═══ RECORDS FOR THE TASK ═══

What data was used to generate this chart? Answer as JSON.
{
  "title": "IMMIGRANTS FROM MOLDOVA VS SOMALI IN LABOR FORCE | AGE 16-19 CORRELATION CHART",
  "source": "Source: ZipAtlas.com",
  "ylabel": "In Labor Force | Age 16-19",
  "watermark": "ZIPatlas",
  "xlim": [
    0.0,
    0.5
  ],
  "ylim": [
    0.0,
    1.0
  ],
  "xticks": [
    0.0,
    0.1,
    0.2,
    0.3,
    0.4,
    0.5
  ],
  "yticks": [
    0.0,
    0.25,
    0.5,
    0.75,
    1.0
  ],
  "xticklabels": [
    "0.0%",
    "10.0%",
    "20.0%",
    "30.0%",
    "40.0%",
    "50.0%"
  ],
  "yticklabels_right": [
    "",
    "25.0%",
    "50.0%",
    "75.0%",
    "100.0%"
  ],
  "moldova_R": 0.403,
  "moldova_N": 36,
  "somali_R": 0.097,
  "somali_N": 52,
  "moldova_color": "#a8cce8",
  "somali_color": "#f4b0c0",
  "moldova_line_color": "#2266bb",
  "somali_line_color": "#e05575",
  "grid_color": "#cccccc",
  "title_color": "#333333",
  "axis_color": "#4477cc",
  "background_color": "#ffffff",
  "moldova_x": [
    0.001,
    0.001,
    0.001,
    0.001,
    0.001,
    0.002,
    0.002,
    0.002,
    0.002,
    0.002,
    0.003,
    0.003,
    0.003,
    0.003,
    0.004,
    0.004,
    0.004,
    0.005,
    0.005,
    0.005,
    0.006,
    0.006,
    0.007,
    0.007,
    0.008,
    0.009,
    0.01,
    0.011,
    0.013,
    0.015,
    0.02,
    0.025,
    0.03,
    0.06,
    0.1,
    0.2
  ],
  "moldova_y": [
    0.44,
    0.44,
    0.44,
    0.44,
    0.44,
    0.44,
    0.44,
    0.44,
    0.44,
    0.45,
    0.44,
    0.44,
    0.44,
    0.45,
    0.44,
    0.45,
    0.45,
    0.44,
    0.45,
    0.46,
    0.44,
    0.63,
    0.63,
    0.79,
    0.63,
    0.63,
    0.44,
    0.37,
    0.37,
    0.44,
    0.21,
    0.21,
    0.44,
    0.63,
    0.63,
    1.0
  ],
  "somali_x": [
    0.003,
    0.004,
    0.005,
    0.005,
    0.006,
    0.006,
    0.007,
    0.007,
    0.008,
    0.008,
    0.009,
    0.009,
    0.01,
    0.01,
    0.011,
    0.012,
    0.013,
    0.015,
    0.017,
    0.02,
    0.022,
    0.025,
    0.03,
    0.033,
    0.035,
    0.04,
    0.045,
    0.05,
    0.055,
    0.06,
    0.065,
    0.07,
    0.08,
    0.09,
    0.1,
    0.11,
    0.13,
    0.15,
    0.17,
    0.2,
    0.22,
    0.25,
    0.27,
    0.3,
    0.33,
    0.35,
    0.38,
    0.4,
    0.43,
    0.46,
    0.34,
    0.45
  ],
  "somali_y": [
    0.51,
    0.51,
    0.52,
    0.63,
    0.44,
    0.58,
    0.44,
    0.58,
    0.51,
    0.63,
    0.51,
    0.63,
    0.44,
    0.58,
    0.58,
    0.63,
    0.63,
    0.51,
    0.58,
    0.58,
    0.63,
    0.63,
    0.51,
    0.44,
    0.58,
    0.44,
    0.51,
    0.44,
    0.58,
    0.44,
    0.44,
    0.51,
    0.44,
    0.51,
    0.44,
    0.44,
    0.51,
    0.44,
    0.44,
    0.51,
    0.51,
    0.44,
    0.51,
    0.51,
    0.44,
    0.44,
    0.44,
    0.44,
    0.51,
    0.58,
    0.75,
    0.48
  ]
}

═══

▶ **DIRECTIONS FOR THIS TASK**:
Reproduce every entry shown above, precisely as it stands.

▶ **THE COMPLETED TASK**:
What data was used to generate this chart? Answer as JSON.
{
  "title": "IMMIGRANTS FROM MOLDOVA VS SOMALI IN LABOR FORCE | AGE 16-19 CORRELATION CHART",
  "source": "Source: ZipAtlas.com",
  "ylabel": "In Labor Force | Age 16-19",
  "watermark": "ZIPatlas",
  "xlim": [
    0.0,
    0.5
  ],
  "ylim": [
    0.0,
    1.0
  ],
  "xticks": [
    0.0,
    0.1,
    0.2,
    0.3,
    0.4,
    0.5
  ],
  "yticks": [
    0.0,
    0.25,
    0.5,
    0.75,
    1.0
  ],
  "xticklabels": [
    "0.0%",
    "10.0%",
    "20.0%",
    "30.0%",
    "40.0%",
    "50.0%"
  ],
  "yticklabels_right": [
    "",
    "25.0%",
    "50.0%",
    "75.0%",
    "100.0%"
  ],
  "moldova_R": 0.403,
  "moldova_N": 36,
  "somali_R": 0.097,
  "somali_N": 52,
  "moldova_color": "#a8cce8",
  "somali_color": "#f4b0c0",
  "moldova_line_color": "#2266bb",
  "somali_line_color": "#e05575",
  "grid_color": "#cccccc",
  "title_color": "#333333",
  "axis_color": "#4477cc",
  "background_color": "#ffffff",
  "moldova_x": [
    0.001,
    0.001,
    0.001,
    0.001,
    0.001,
    0.002,
    0.002,
    0.002,
    0.002,
    0.002,
    0.003,
    0.003,
    0.003,
    0.003,
    0.004,
    0.004,
    0.004,
    0.005,
    0.005,
    0.005,
    0.006,
    0.006,
    0.007,
    0.007,
    0.008,
    0.009,
    0.01,
    0.011,
    0.013,
    0.015,
    0.02,
    0.025,
    0.03,
    0.06,
    0.1,
    0.2
  ],
  "moldova_y": [
    0.44,
    0.44,
    0.44,
    0.44,
    0.44,
    0.44,
    0.44,
    0.44,
    0.44,
    0.45,
    0.44,
    0.44,
    0.44,
    0.45,
    0.44,
    0.45,
    0.45,
    0.44,
    0.45,
    0.46,
    0.44,
    0.63,
    0.63,
    0.79,
    0.63,
    0.63,
    0.44,
    0.37,
    0.37,
    0.44,
    0.21,
    0.21,
    0.44,
    0.63,
    0.63,
    1.0
  ],
  "somali_x": [
    0.003,
    0.004,
    0.005,
    0.005,
    0.006,
    0.006,
    0.007,
    0.007,
    0.008,
    0.008,
    0.009,
    0.009,
    0.01,
    0.01,
    0.011,
    0.012,
    0.013,
    0.015,
    0.017,
    0.02,
    0.022,
    0.025,
    0.03,
    0.033,
    0.035,
    0.04,
    0.045,
    0.05,
    0.055,
    0.06,
    0.065,
    0.07,
    0.08,
    0.09,
    0.1,
    0.11,
    0.13,
    0.15,
    0.17,
    0.2,
    0.22,
    0.25,
    0.27,
    0.3,
    0.33,
    0.35,
    0.38,
    0.4,
    0.43,
    0.46,
    0.34,
    0.45
  ],
  "somali_y": [
    0.51,
    0.51,
    0.52,
    0.63,
    0.44,
    0.58,
    0.44,
    0.58,
    0.51,
    0.63,
    0.51,
    0.63,
    0.44,
    0.58,
    0.58,
    0.63,
    0.63,
    0.51,
    0.58,
    0.58,
    0.63,
    0.63,
    0.51,
    0.44,
    0.58,
    0.44,
    0.51,
    0.44,
    0.58,
    0.44,
    0.44,
    0.51,
    0.44,
    0.51,
    0.44,
    0.44,
    0.51,
    0.44,
    0.44,
    0.51,
    0.51,
    0.44,
    0.51,
    0.51,
    0.44,
    0.44,
    0.44,
    0.44,
    0.51,
    0.58,
    0.75,
    0.48
  ]
}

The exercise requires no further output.